* **Page text entries**
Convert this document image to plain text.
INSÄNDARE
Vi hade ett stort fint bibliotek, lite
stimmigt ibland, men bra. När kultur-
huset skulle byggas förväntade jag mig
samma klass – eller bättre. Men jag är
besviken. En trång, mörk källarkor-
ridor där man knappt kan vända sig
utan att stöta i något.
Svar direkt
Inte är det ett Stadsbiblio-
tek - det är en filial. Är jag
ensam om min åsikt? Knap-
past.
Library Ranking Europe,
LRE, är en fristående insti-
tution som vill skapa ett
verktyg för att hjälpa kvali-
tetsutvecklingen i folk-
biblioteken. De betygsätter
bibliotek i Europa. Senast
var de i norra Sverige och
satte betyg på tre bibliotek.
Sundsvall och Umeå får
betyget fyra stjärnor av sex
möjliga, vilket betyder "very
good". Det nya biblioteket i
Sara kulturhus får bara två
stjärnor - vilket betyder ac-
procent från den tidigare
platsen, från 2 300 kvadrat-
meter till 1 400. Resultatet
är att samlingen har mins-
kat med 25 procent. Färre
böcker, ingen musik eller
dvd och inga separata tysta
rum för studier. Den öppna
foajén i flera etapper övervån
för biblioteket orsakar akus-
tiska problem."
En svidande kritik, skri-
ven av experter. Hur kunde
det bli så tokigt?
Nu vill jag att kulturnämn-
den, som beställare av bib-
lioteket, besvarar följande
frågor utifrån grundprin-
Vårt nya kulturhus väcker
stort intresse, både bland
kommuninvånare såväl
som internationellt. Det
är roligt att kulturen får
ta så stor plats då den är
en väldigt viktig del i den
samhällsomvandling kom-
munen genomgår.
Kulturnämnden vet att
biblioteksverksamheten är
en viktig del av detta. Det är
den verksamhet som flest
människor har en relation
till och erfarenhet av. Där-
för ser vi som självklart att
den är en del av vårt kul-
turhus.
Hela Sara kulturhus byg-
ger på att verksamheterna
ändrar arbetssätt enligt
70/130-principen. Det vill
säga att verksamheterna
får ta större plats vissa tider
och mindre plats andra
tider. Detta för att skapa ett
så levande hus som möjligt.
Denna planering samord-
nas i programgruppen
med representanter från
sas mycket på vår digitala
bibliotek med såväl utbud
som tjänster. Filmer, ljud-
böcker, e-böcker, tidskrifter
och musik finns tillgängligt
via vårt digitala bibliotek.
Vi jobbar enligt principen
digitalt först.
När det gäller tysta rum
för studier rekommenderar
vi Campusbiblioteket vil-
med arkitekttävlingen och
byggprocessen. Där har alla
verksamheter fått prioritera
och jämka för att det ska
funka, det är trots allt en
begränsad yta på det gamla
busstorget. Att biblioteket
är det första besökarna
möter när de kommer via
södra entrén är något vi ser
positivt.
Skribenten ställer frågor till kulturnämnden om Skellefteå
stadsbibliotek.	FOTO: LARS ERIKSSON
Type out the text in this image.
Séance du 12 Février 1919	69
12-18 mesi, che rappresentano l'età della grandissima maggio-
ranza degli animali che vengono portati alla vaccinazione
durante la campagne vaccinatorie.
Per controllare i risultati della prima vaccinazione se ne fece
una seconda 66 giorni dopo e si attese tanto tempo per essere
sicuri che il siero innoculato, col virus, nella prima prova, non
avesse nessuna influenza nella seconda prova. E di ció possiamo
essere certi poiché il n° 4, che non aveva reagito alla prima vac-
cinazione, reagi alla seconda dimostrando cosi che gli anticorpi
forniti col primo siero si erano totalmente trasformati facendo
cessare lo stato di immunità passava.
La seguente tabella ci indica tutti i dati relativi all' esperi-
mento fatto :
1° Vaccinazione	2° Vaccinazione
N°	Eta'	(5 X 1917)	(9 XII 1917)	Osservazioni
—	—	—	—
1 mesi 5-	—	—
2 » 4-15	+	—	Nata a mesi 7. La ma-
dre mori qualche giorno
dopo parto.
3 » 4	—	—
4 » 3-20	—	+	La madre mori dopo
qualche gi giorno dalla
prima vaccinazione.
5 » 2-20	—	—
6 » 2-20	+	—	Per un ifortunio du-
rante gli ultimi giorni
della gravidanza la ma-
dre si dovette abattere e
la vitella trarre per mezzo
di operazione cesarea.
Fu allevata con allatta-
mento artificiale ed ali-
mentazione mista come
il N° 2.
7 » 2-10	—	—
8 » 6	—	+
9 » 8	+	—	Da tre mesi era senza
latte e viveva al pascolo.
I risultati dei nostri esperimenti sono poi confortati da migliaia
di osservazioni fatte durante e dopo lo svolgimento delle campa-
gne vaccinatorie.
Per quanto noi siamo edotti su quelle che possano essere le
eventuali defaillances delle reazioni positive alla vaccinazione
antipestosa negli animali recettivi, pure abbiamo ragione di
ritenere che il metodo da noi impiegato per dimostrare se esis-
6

* **What to work on**
Copy the lines that hold the word "this". Take them from the records above.

* **Task response**
Convert this document image to plain text.
Type out the text in this image.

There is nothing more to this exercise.